■ Task instructions
Write each line exactly, from the line that holds "Serialize everything readable" through the final line of the material, and no other line.

(Figure contents as structured data)
------
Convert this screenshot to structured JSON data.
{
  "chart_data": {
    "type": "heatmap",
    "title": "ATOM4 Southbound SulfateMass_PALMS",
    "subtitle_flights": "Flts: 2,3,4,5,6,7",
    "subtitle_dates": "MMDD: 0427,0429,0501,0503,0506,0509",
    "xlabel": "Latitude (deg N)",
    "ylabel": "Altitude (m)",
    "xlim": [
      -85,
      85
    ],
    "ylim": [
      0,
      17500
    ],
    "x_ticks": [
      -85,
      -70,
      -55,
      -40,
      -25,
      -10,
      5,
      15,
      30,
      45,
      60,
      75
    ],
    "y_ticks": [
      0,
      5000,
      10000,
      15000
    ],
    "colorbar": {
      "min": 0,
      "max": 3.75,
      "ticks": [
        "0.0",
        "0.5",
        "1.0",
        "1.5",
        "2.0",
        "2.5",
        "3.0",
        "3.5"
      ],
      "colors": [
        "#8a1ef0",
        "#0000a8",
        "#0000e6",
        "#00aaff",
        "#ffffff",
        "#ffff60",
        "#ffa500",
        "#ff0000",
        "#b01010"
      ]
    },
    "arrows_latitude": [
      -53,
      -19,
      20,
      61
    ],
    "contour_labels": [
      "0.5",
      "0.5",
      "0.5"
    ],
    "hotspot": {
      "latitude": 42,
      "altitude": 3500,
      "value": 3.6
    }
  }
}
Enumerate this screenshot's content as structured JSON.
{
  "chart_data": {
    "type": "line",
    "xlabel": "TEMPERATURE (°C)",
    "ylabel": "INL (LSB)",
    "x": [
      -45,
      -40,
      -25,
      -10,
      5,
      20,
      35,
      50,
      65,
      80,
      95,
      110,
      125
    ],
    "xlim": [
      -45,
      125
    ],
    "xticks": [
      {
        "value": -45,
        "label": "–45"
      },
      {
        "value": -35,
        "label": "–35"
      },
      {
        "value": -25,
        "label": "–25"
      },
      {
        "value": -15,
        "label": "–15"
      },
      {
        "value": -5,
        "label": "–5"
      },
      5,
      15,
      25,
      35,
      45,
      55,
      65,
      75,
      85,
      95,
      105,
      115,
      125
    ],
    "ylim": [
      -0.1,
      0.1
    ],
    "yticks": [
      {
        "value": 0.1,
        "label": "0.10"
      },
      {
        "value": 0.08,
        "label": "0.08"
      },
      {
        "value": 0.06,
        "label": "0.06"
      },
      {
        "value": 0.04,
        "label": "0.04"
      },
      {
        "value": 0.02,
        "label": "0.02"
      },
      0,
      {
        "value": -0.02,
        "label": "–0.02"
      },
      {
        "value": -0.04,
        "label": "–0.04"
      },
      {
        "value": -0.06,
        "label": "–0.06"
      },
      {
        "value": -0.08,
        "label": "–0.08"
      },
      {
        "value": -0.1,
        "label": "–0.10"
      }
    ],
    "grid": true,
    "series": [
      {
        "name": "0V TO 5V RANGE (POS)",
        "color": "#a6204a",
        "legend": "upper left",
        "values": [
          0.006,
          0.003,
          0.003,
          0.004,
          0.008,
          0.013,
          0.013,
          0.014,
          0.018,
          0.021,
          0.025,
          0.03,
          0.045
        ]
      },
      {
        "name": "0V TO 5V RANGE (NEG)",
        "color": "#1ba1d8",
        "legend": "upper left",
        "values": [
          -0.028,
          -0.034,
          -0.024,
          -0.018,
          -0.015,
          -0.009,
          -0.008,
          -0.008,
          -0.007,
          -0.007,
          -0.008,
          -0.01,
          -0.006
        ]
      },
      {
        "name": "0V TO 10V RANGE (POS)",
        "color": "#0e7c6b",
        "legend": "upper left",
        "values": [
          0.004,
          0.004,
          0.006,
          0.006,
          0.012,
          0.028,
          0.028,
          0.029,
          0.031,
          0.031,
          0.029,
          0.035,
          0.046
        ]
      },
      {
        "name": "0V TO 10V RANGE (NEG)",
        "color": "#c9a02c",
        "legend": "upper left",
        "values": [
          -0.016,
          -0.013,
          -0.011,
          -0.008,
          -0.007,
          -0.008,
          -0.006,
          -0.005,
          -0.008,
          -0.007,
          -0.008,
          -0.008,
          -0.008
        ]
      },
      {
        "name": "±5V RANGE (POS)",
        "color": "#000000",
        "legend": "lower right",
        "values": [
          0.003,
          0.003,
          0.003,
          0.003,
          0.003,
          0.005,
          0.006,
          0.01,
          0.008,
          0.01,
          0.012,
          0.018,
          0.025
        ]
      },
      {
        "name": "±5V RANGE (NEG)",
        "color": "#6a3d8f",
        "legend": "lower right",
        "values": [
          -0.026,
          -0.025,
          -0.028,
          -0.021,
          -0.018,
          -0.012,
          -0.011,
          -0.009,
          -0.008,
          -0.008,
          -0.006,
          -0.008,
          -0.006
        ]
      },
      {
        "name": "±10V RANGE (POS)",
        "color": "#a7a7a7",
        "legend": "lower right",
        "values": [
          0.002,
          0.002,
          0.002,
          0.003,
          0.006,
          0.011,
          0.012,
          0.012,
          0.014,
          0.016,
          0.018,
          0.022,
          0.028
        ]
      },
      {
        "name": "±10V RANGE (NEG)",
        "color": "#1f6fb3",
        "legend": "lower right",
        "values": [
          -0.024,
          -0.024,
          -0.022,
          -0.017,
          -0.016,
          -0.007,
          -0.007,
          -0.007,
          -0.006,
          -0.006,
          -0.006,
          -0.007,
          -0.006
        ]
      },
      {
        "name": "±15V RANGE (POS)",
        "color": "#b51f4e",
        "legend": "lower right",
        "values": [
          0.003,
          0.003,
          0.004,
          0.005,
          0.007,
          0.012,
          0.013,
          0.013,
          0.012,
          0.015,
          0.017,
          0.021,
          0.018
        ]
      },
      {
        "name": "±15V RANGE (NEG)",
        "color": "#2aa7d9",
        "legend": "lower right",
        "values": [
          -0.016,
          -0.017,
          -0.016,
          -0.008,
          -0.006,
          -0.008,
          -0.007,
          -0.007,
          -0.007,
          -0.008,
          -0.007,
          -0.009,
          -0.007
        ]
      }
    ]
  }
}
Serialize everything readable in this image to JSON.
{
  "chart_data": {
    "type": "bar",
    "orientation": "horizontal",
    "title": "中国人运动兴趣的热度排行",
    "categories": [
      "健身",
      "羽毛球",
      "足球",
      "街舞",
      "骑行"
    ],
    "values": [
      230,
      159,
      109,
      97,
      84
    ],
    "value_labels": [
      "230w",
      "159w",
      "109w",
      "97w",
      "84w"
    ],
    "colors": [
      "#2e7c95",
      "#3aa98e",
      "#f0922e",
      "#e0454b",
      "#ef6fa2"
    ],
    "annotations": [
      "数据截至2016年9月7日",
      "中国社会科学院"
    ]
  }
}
------
■ Task result
Serialize everything readable in this image to JSON.
{
  "chart_data": {
    "type": "bar",
    "orientation": "horizontal",
    "title": "中国人运动兴趣的热度排行",
    "categories": [
      "健身",
      "羽毛球",
      "足球",
      "街舞",
      "骑行"
    ],
    "values": [
      230,
      159,
      109,
      97,
      84
    ],
    "value_labels": [
      "230w",
      "159w",
      "109w",
      "97w",
      "84w"
    ],
    "colors": [
      "#2e7c95",
      "#3aa98e",
      "#f0922e",
      "#e0454b",
      "#ef6fa2"
    ],
    "annotations": [
      "数据截至2016年9月7日",
      "中国社会科学院"
    ]
  }
}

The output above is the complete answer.